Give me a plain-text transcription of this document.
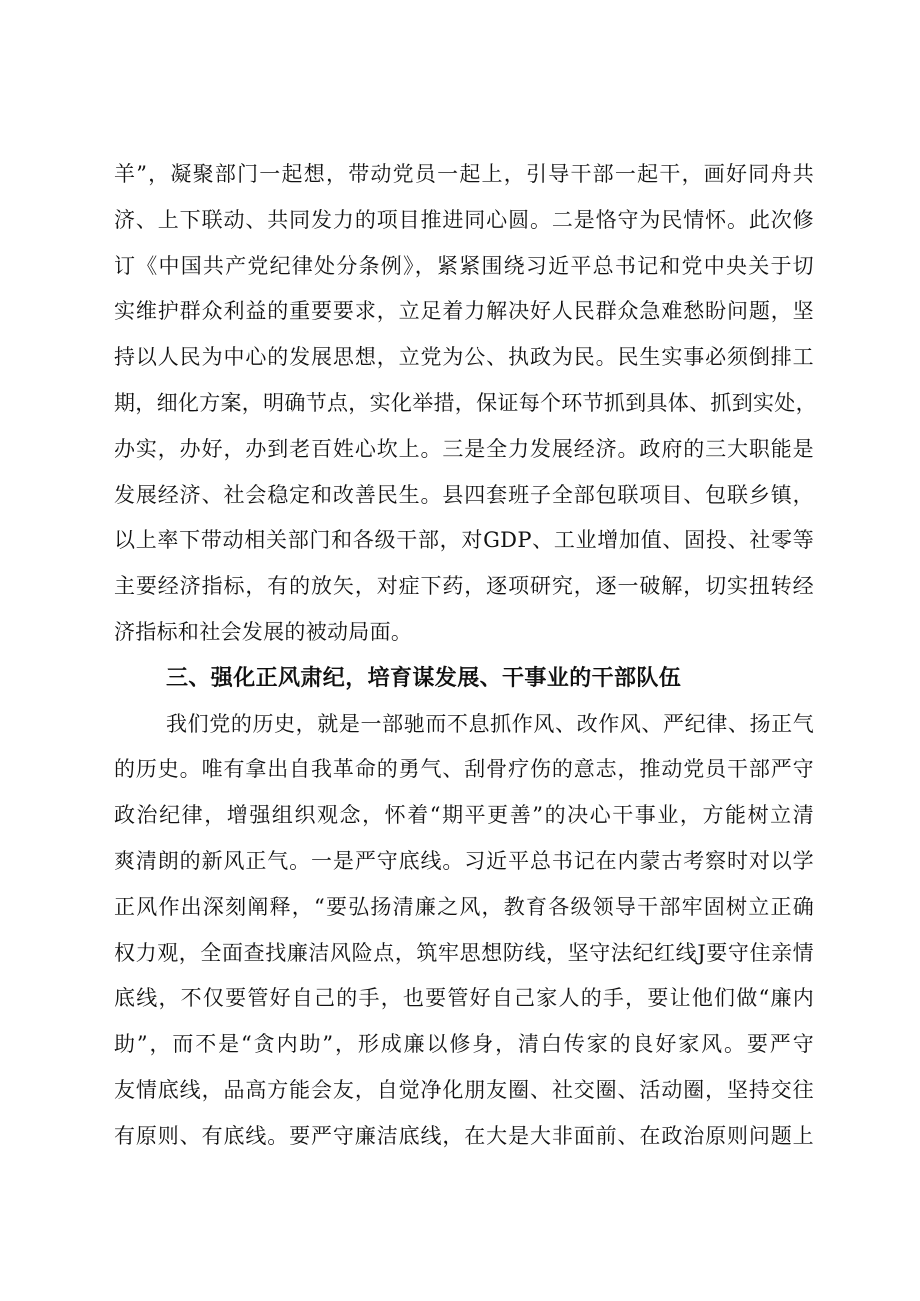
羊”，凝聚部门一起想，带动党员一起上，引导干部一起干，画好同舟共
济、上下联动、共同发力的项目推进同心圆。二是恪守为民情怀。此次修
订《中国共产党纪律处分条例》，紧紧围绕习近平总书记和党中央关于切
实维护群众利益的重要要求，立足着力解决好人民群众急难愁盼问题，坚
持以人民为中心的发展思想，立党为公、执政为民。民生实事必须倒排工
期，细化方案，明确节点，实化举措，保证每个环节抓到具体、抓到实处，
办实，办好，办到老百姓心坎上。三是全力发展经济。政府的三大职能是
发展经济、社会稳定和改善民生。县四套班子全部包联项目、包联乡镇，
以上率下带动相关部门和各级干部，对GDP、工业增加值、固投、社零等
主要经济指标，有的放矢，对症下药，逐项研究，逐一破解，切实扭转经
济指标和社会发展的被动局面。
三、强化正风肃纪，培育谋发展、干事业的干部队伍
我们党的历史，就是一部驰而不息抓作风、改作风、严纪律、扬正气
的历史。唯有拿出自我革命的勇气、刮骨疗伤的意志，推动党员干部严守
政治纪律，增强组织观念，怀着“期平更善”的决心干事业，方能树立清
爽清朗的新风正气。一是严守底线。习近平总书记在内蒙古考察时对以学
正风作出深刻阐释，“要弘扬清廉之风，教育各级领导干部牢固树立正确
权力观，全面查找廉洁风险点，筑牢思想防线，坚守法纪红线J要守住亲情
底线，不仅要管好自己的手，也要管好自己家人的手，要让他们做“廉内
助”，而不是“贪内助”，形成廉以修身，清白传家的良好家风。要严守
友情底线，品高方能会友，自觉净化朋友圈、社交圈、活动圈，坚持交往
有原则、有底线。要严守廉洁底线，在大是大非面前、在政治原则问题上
_ _ _ _ _ _ _
Exercise brief
Without the pictures, restate all the entries above exactly.

Worked solution
Give me a plain-text transcription of this document.
羊”，凝聚部门一起想，带动党员一起上，引导干部一起干，画好同舟共
济、上下联动、共同发力的项目推进同心圆。二是恪守为民情怀。此次修
订《中国共产党纪律处分条例》，紧紧围绕习近平总书记和党中央关于切
实维护群众利益的重要要求，立足着力解决好人民群众急难愁盼问题，坚
持以人民为中心的发展思想，立党为公、执政为民。民生实事必须倒排工
期，细化方案，明确节点，实化举措，保证每个环节抓到具体、抓到实处，
办实，办好，办到老百姓心坎上。三是全力发展经济。政府的三大职能是
发展经济、社会稳定和改善民生。县四套班子全部包联项目、包联乡镇，
以上率下带动相关部门和各级干部，对GDP、工业增加值、固投、社零等
主要经济指标，有的放矢，对症下药，逐项研究，逐一破解，切实扭转经
济指标和社会发展的被动局面。
三、强化正风肃纪，培育谋发展、干事业的干部队伍
我们党的历史，就是一部驰而不息抓作风、改作风、严纪律、扬正气
的历史。唯有拿出自我革命的勇气、刮骨疗伤的意志，推动党员干部严守
政治纪律，增强组织观念，怀着“期平更善”的决心干事业，方能树立清
爽清朗的新风正气。一是严守底线。习近平总书记在内蒙古考察时对以学
正风作出深刻阐释，“要弘扬清廉之风，教育各级领导干部牢固树立正确
权力观，全面查找廉洁风险点，筑牢思想防线，坚守法纪红线J要守住亲情
底线，不仅要管好自己的手，也要管好自己家人的手，要让他们做“廉内
助”，而不是“贪内助”，形成廉以修身，清白传家的良好家风。要严守
友情底线，品高方能会友，自觉净化朋友圈、社交圈、活动圈，坚持交往
有原则、有底线。要严守廉洁底线，在大是大非面前、在政治原则问题上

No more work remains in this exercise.